● **Records for the task**
# # # # #

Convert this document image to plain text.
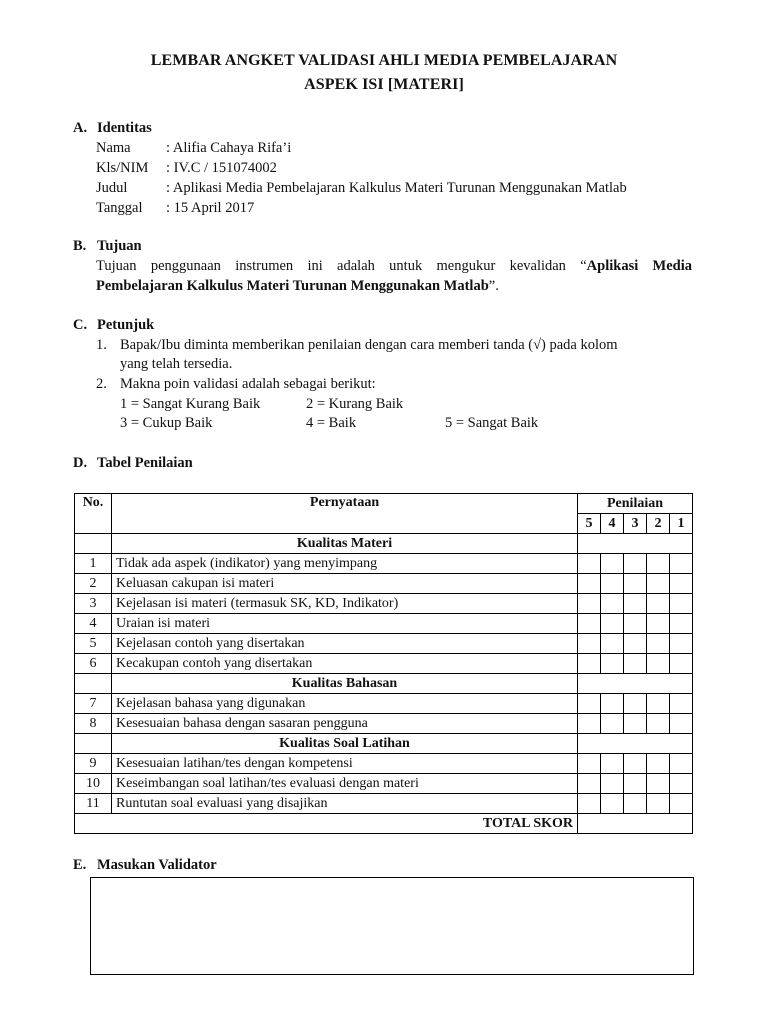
LEMBAR ANGKET VALIDASI AHLI MEDIA PEMBELAJARAN
ASPEK ISI [MATERI]
A. Identitas
Nama : Alifia Cahaya Rifa’i
Kls/NIM : IV.C / 151074002
Judul	: Aplikasi Media Pembelajaran Kalkulus Materi Turunan Menggunakan Matlab
Tanggal : 15 April 2017
B. Tujuan
Tujuan penggunaan instrumen ini adalah untuk mengukur kevalidan “Aplikasi Media
Pembelajaran Kalkulus Materi Turunan Menggunakan Matlab”.
C. Petunjuk
1. Bapak/Ibu diminta memberikan penilaian dengan cara memberi tanda (√) pada kolom
yang telah tersedia.
2. Makna poin validasi adalah sebagai berikut:
1 = Sangat Kurang Baik	2 = Kurang Baik
3 = Cukup Baik	4 = Baik	5 = Sangat Baik
D. Tabel Penilaian
No.	Pernyataan	Penilaian				
		5	4	3	2	1
	Kualitas Materi					
1	Tidak ada aspek (indikator) yang menyimpang					
2	Keluasan cakupan isi materi					
3	Kejelasan isi materi (termasuk SK, KD, Indikator)					
4	Uraian isi materi					
5	Kejelasan contoh yang disertakan					
6	Kecakupan contoh yang disertakan					
	Kualitas Bahasan					
7	Kejelasan bahasa yang digunakan					
8	Kesesuaian bahasa dengan sasaran pengguna					
	Kualitas Soal Latihan					
9	Kesesuaian latihan/tes dengan kompetensi					
10	Keseimbangan soal latihan/tes evaluasi dengan materi					
11	Runtutan soal evaluasi yang disajikan					
TOTAL SKOR						
E. Masukan Validator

# # # # #

● **Written instruction**
Make an exact copy of the data, leaving its pictures out.

● **Result for this exercise**
Convert this document image to plain text.
LEMBAR ANGKET VALIDASI AHLI MEDIA PEMBELAJARAN
ASPEK ISI [MATERI]
A. Identitas
Nama : Alifia Cahaya Rifa’i
Kls/NIM : IV.C / 151074002
Judul	: Aplikasi Media Pembelajaran Kalkulus Materi Turunan Menggunakan Matlab
Tanggal : 15 April 2017
B. Tujuan
Tujuan penggunaan instrumen ini adalah untuk mengukur kevalidan “Aplikasi Media
Pembelajaran Kalkulus Materi Turunan Menggunakan Matlab”.
C. Petunjuk
1. Bapak/Ibu diminta memberikan penilaian dengan cara memberi tanda (√) pada kolom
yang telah tersedia.
2. Makna poin validasi adalah sebagai berikut:
1 = Sangat Kurang Baik	2 = Kurang Baik
3 = Cukup Baik	4 = Baik	5 = Sangat Baik
D. Tabel Penilaian
No.	Pernyataan	Penilaian				
		5	4	3	2	1
	Kualitas Materi					
1	Tidak ada aspek (indikator) yang menyimpang					
2	Keluasan cakupan isi materi					
3	Kejelasan isi materi (termasuk SK, KD, Indikator)					
4	Uraian isi materi					
5	Kejelasan contoh yang disertakan					
6	Kecakupan contoh yang disertakan					
	Kualitas Bahasan					
7	Kejelasan bahasa yang digunakan					
8	Kesesuaian bahasa dengan sasaran pengguna					
	Kualitas Soal Latihan					
9	Kesesuaian latihan/tes dengan kompetensi					
10	Keseimbangan soal latihan/tes evaluasi dengan materi					
11	Runtutan soal evaluasi yang disajikan					
TOTAL SKOR						
E. Masukan Validator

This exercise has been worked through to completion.